Exercise: Return each line of the material verbatim.

Stored data:
START
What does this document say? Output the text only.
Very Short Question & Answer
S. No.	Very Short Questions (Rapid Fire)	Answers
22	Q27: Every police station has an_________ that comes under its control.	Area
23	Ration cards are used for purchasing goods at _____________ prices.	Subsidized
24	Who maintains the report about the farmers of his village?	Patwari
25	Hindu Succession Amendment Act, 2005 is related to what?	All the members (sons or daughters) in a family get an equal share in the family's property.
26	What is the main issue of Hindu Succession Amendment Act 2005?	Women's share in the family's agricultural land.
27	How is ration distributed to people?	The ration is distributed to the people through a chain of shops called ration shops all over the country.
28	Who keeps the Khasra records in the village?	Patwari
END
Expected answer:
What does this document say? Output the text only.
Very Short Question & Answer
S. No.	Very Short Questions (Rapid Fire)	Answers
22	Q27: Every police station has an_________ that comes under its control.	Area
23	Ration cards are used for purchasing goods at _____________ prices.	Subsidized
24	Who maintains the report about the farmers of his village?	Patwari
25	Hindu Succession Amendment Act, 2005 is related to what?	All the members (sons or daughters) in a family get an equal share in the family's property.
26	What is the main issue of Hindu Succession Amendment Act 2005?	Women's share in the family's agricultural land.
27	How is ration distributed to people?	The ration is distributed to the people through a chain of shops called ration shops all over the country.
28	Who keeps the Khasra records in the village?	Patwari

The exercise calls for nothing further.